» **INFORMATION SUPPLIED**:
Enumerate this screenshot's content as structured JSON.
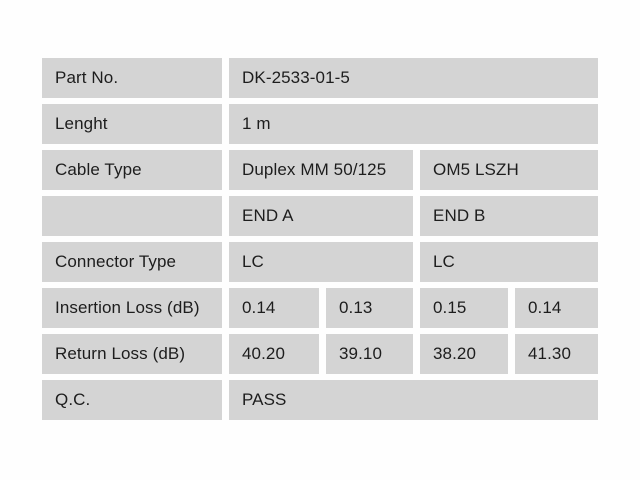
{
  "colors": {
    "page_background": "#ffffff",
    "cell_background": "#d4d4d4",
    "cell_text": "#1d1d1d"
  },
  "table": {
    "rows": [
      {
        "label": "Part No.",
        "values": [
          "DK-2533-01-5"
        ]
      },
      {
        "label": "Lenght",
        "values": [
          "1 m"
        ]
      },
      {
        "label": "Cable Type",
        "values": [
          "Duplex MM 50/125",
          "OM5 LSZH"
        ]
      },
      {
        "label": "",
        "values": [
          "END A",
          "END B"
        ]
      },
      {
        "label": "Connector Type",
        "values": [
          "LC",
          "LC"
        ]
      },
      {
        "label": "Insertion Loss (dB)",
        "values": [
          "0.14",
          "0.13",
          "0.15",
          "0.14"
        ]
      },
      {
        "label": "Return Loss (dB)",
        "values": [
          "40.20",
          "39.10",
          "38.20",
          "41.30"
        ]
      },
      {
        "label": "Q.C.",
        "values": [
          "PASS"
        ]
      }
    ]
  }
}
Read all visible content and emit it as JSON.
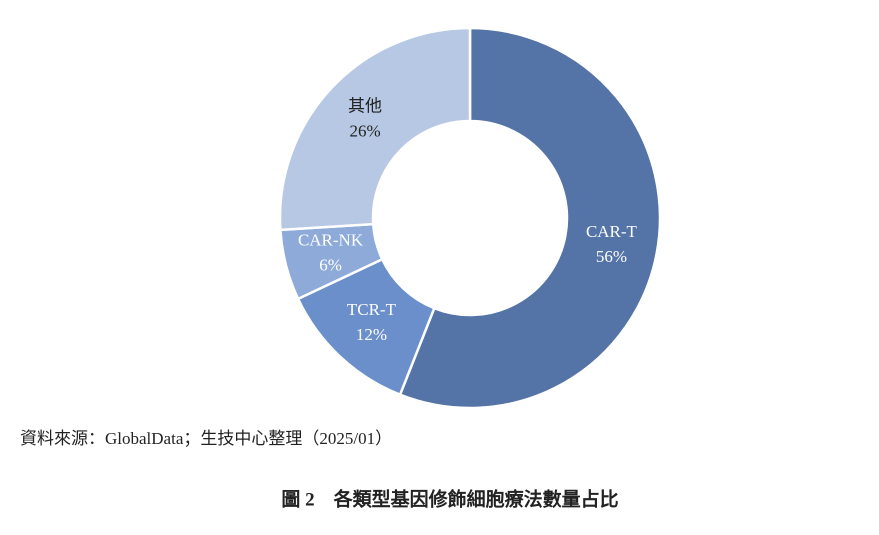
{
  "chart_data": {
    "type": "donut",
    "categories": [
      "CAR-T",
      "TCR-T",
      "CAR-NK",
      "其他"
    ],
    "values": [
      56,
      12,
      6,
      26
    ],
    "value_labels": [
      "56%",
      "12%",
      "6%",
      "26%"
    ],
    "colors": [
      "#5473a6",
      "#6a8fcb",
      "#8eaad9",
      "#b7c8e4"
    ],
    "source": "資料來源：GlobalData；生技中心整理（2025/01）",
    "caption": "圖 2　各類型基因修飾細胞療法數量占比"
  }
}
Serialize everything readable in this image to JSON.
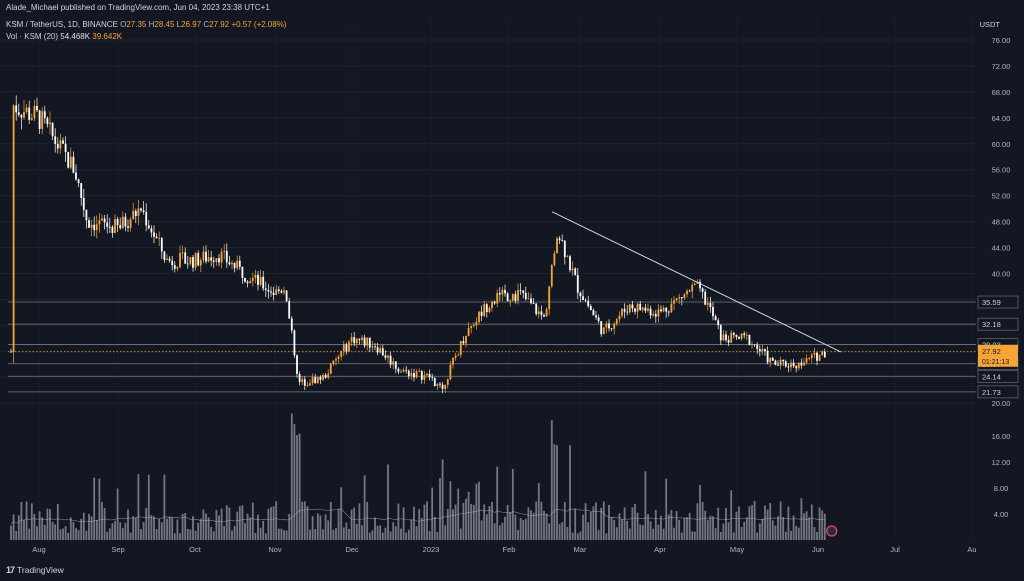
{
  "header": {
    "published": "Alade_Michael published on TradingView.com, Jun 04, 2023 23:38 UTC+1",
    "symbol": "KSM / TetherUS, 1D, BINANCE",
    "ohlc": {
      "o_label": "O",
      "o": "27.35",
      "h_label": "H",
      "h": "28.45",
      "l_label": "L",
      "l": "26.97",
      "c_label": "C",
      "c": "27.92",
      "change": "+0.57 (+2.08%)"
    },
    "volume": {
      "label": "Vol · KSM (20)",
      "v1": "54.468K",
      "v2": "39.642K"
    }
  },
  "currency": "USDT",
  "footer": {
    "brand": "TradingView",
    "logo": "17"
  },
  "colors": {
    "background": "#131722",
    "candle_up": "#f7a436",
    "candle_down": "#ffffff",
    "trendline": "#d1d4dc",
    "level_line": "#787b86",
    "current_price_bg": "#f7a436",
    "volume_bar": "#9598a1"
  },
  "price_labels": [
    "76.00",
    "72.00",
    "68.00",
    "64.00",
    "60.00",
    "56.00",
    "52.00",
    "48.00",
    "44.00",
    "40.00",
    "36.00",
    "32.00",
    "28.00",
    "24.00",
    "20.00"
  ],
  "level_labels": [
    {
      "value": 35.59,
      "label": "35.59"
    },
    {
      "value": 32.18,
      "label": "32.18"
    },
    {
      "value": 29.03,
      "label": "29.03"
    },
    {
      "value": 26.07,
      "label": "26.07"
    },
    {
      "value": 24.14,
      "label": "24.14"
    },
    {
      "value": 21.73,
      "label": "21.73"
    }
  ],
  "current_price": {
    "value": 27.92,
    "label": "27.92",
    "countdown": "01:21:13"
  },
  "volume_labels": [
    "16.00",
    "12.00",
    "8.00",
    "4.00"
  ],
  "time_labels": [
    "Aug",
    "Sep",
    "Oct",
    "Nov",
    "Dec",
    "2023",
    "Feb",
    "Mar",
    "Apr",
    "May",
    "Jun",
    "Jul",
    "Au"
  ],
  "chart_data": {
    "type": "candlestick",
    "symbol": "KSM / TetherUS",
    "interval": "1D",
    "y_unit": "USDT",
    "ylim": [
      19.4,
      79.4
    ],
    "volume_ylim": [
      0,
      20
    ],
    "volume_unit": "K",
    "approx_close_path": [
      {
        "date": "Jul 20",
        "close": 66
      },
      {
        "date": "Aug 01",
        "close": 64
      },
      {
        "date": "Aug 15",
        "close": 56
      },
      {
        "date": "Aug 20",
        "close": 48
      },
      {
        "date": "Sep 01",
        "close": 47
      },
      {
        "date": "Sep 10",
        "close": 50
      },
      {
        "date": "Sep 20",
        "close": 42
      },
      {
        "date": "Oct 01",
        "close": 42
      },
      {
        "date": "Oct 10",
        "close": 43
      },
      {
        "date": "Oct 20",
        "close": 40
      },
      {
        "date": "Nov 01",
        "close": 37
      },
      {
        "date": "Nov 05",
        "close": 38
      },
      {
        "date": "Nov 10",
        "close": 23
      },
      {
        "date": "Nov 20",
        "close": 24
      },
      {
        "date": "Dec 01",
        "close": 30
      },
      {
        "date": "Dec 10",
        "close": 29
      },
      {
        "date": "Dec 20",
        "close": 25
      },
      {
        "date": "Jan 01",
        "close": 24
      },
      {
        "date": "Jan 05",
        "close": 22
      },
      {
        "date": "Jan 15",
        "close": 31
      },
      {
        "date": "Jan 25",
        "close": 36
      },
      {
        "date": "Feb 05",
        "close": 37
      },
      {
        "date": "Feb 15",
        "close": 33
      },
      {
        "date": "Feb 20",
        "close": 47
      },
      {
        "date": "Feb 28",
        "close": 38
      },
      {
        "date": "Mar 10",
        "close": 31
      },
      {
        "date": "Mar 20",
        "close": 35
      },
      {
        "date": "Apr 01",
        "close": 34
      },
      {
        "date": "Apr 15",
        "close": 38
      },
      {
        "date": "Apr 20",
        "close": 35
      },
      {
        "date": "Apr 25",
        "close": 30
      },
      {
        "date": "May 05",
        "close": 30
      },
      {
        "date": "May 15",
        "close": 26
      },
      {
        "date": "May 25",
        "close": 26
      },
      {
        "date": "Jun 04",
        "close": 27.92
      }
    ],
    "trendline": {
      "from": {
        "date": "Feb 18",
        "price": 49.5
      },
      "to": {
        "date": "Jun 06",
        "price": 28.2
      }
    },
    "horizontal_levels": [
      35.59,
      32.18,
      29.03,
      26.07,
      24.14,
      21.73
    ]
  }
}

» **WHAT IS REQUIRED**: Transcribe the entries above verbatim, omitting their pictures.

» **ANSWER FOR THE TASK**:
Enumerate this screenshot's content as structured JSON.
{
  "colors": {
    "page_background": "#ffffff",
    "cell_background": "#d4d4d4",
    "cell_text": "#1d1d1d"
  },
  "table": {
    "rows": [
      {
        "label": "Part No.",
        "values": [
          "DK-2533-01-5"
        ]
      },
      {
        "label": "Lenght",
        "values": [
          "1 m"
        ]
      },
      {
        "label": "Cable Type",
        "values": [
          "Duplex MM 50/125",
          "OM5 LSZH"
        ]
      },
      {
        "label": "",
        "values": [
          "END A",
          "END B"
        ]
      },
      {
        "label": "Connector Type",
        "values": [
          "LC",
          "LC"
        ]
      },
      {
        "label": "Insertion Loss (dB)",
        "values": [
          "0.14",
          "0.13",
          "0.15",
          "0.14"
        ]
      },
      {
        "label": "Return Loss (dB)",
        "values": [
          "40.20",
          "39.10",
          "38.20",
          "41.30"
        ]
      },
      {
        "label": "Q.C.",
        "values": [
          "PASS"
        ]
      }
    ]
  }
}
Read all visible content and emit it as JSON.
{
  "chart_data": {
    "type": "donut",
    "categories": [
      "CAR-T",
      "TCR-T",
      "CAR-NK",
      "其他"
    ],
    "values": [
      56,
      12,
      6,
      26
    ],
    "value_labels": [
      "56%",
      "12%",
      "6%",
      "26%"
    ],
    "colors": [
      "#5473a6",
      "#6a8fcb",
      "#8eaad9",
      "#b7c8e4"
    ],
    "source": "資料來源：GlobalData；生技中心整理（2025/01）",
    "caption": "圖 2　各類型基因修飾細胞療法數量占比"
  }
}
Serialize everything readable in this image to JSON.
{
  "header": {
    "published": "Alade_Michael published on TradingView.com, Jun 04, 2023 23:38 UTC+1",
    "symbol": "KSM / TetherUS, 1D, BINANCE",
    "ohlc": {
      "o_label": "O",
      "o": "27.35",
      "h_label": "H",
      "h": "28.45",
      "l_label": "L",
      "l": "26.97",
      "c_label": "C",
      "c": "27.92",
      "change": "+0.57 (+2.08%)"
    },
    "volume": {
      "label": "Vol · KSM (20)",
      "v1": "54.468K",
      "v2": "39.642K"
    }
  },
  "currency": "USDT",
  "footer": {
    "brand": "TradingView",
    "logo": "17"
  },
  "colors": {
    "background": "#131722",
    "candle_up": "#f7a436",
    "candle_down": "#ffffff",
    "trendline": "#d1d4dc",
    "level_line": "#787b86",
    "current_price_bg": "#f7a436",
    "volume_bar": "#9598a1"
  },
  "price_labels": [
    "76.00",
    "72.00",
    "68.00",
    "64.00",
    "60.00",
    "56.00",
    "52.00",
    "48.00",
    "44.00",
    "40.00",
    "36.00",
    "32.00",
    "28.00",
    "24.00",
    "20.00"
  ],
  "level_labels": [
    {
      "value": 35.59,
      "label": "35.59"
    },
    {
      "value": 32.18,
      "label": "32.18"
    },
    {
      "value": 29.03,
      "label": "29.03"
    },
    {
      "value": 26.07,
      "label": "26.07"
    },
    {
      "value": 24.14,
      "label": "24.14"
    },
    {
      "value": 21.73,
      "label": "21.73"
    }
  ],
  "current_price": {
    "value": 27.92,
    "label": "27.92",
    "countdown": "01:21:13"
  },
  "volume_labels": [
    "16.00",
    "12.00",
    "8.00",
    "4.00"
  ],
  "time_labels": [
    "Aug",
    "Sep",
    "Oct",
    "Nov",
    "Dec",
    "2023",
    "Feb",
    "Mar",
    "Apr",
    "May",
    "Jun",
    "Jul",
    "Au"
  ],
  "chart_data": {
    "type": "candlestick",
    "symbol": "KSM / TetherUS",
    "interval": "1D",
    "y_unit": "USDT",
    "ylim": [
      19.4,
      79.4
    ],
    "volume_ylim": [
      0,
      20
    ],
    "volume_unit": "K",
    "approx_close_path": [
      {
        "date": "Jul 20",
        "close": 66
      },
      {
        "date": "Aug 01",
        "close": 64
      },
      {
        "date": "Aug 15",
        "close": 56
      },
      {
        "date": "Aug 20",
        "close": 48
      },
      {
        "date": "Sep 01",
        "close": 47
      },
      {
        "date": "Sep 10",
        "close": 50
      },
      {
        "date": "Sep 20",
        "close": 42
      },
      {
        "date": "Oct 01",
        "close": 42
      },
      {
        "date": "Oct 10",
        "close": 43
      },
      {
        "date": "Oct 20",
        "close": 40
      },
      {
        "date": "Nov 01",
        "close": 37
      },
      {
        "date": "Nov 05",
        "close": 38
      },
      {
        "date": "Nov 10",
        "close": 23
      },
      {
        "date": "Nov 20",
        "close": 24
      },
      {
        "date": "Dec 01",
        "close": 30
      },
      {
        "date": "Dec 10",
        "close": 29
      },
      {
        "date": "Dec 20",
        "close": 25
      },
      {
        "date": "Jan 01",
        "close": 24
      },
      {
        "date": "Jan 05",
        "close": 22
      },
      {
        "date": "Jan 15",
        "close": 31
      },
      {
        "date": "Jan 25",
        "close": 36
      },
      {
        "date": "Feb 05",
        "close": 37
      },
      {
        "date": "Feb 15",
        "close": 33
      },
      {
        "date": "Feb 20",
        "close": 47
      },
      {
        "date": "Feb 28",
        "close": 38
      },
      {
        "date": "Mar 10",
        "close": 31
      },
      {
        "date": "Mar 20",
        "close": 35
      },
      {
        "date": "Apr 01",
        "close": 34
      },
      {
        "date": "Apr 15",
        "close": 38
      },
      {
        "date": "Apr 20",
        "close": 35
      },
      {
        "date": "Apr 25",
        "close": 30
      },
      {
        "date": "May 05",
        "close": 30
      },
      {
        "date": "May 15",
        "close": 26
      },
      {
        "date": "May 25",
        "close": 26
      },
      {
        "date": "Jun 04",
        "close": 27.92
      }
    ],
    "trendline": {
      "from": {
        "date": "Feb 18",
        "price": 49.5
      },
      "to": {
        "date": "Jun 06",
        "price": 28.2
      }
    },
    "horizontal_levels": [
      35.59,
      32.18,
      29.03,
      26.07,
      24.14,
      21.73
    ]
  }
}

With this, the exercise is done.